**Task goal:**
Copy out all of the material exactly as presented.

**Record excerpts:**
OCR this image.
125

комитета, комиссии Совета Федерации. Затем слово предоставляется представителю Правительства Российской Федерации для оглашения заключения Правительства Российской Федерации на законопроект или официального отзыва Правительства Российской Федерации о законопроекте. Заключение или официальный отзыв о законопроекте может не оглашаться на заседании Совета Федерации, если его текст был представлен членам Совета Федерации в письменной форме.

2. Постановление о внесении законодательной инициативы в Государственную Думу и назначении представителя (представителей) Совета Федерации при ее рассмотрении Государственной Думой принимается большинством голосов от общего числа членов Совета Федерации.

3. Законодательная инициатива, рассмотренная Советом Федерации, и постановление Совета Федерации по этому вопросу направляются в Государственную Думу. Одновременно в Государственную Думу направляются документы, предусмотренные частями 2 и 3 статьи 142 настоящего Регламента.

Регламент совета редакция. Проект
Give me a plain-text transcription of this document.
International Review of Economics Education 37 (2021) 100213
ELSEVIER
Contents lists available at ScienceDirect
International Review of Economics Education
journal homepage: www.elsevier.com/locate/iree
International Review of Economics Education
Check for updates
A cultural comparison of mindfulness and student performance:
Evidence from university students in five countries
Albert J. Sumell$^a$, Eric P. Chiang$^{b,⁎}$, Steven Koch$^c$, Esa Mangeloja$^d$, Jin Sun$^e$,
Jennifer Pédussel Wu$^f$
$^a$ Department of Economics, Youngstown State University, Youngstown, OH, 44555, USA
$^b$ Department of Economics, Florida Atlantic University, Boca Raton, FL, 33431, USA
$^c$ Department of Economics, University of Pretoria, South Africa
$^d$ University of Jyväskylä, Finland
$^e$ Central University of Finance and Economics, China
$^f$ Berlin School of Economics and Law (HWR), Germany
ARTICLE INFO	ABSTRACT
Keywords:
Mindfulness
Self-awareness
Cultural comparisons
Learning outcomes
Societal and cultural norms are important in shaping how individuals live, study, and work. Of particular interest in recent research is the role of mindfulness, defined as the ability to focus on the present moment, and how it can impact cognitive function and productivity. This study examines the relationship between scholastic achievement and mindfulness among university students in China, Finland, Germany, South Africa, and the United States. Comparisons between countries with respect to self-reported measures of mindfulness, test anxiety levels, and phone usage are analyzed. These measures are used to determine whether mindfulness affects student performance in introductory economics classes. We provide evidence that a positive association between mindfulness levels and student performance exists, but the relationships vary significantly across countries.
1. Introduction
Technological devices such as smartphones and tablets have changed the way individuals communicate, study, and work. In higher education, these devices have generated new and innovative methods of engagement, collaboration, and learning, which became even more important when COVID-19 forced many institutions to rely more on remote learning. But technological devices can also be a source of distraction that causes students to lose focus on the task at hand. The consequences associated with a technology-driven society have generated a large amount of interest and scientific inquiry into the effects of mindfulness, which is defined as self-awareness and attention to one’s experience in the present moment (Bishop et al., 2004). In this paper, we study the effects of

**Answer to the exercise:**
OCR this image.
125

комитета, комиссии Совета Федерации. Затем слово предоставляется представителю Правительства Российской Федерации для оглашения заключения Правительства Российской Федерации на законопроект или официального отзыва Правительства Российской Федерации о законопроекте. Заключение или официальный отзыв о законопроекте может не оглашаться на заседании Совета Федерации, если его текст был представлен членам Совета Федерации в письменной форме.

2. Постановление о внесении законодательной инициативы в Государственную Думу и назначении представителя (представителей) Совета Федерации при ее рассмотрении Государственной Думой принимается большинством голосов от общего числа членов Совета Федерации.

3. Законодательная инициатива, рассмотренная Советом Федерации, и постановление Совета Федерации по этому вопросу направляются в Государственную Думу. Одновременно в Государственную Думу направляются документы, предусмотренные частями 2 и 3 статьи 142 настоящего Регламента.

Регламент совета редакция. Проект
Give me a plain-text transcription of this document.
International Review of Economics Education 37 (2021) 100213
ELSEVIER
Contents lists available at ScienceDirect
International Review of Economics Education
journal homepage: www.elsevier.com/locate/iree
International Review of Economics Education
Check for updates
A cultural comparison of mindfulness and student performance:
Evidence from university students in five countries
Albert J. Sumell$^a$, Eric P. Chiang$^{b,⁎}$, Steven Koch$^c$, Esa Mangeloja$^d$, Jin Sun$^e$,
Jennifer Pédussel Wu$^f$
$^a$ Department of Economics, Youngstown State University, Youngstown, OH, 44555, USA
$^b$ Department of Economics, Florida Atlantic University, Boca Raton, FL, 33431, USA
$^c$ Department of Economics, University of Pretoria, South Africa
$^d$ University of Jyväskylä, Finland
$^e$ Central University of Finance and Economics, China
$^f$ Berlin School of Economics and Law (HWR), Germany
ARTICLE INFO	ABSTRACT
Keywords:
Mindfulness
Self-awareness
Cultural comparisons
Learning outcomes
Societal and cultural norms are important in shaping how individuals live, study, and work. Of particular interest in recent research is the role of mindfulness, defined as the ability to focus on the present moment, and how it can impact cognitive function and productivity. This study examines the relationship between scholastic achievement and mindfulness among university students in China, Finland, Germany, South Africa, and the United States. Comparisons between countries with respect to self-reported measures of mindfulness, test anxiety levels, and phone usage are analyzed. These measures are used to determine whether mindfulness affects student performance in introductory economics classes. We provide evidence that a positive association between mindfulness levels and student performance exists, but the relationships vary significantly across countries.
1. Introduction
Technological devices such as smartphones and tablets have changed the way individuals communicate, study, and work. In higher education, these devices have generated new and innovative methods of engagement, collaboration, and learning, which became even more important when COVID-19 forced many institutions to rely more on remote learning. But technological devices can also be a source of distraction that causes students to lose focus on the task at hand. The consequences associated with a technology-driven society have generated a large amount of interest and scientific inquiry into the effects of mindfulness, which is defined as self-awareness and attention to one’s experience in the present moment (Bishop et al., 2004). In this paper, we study the effects of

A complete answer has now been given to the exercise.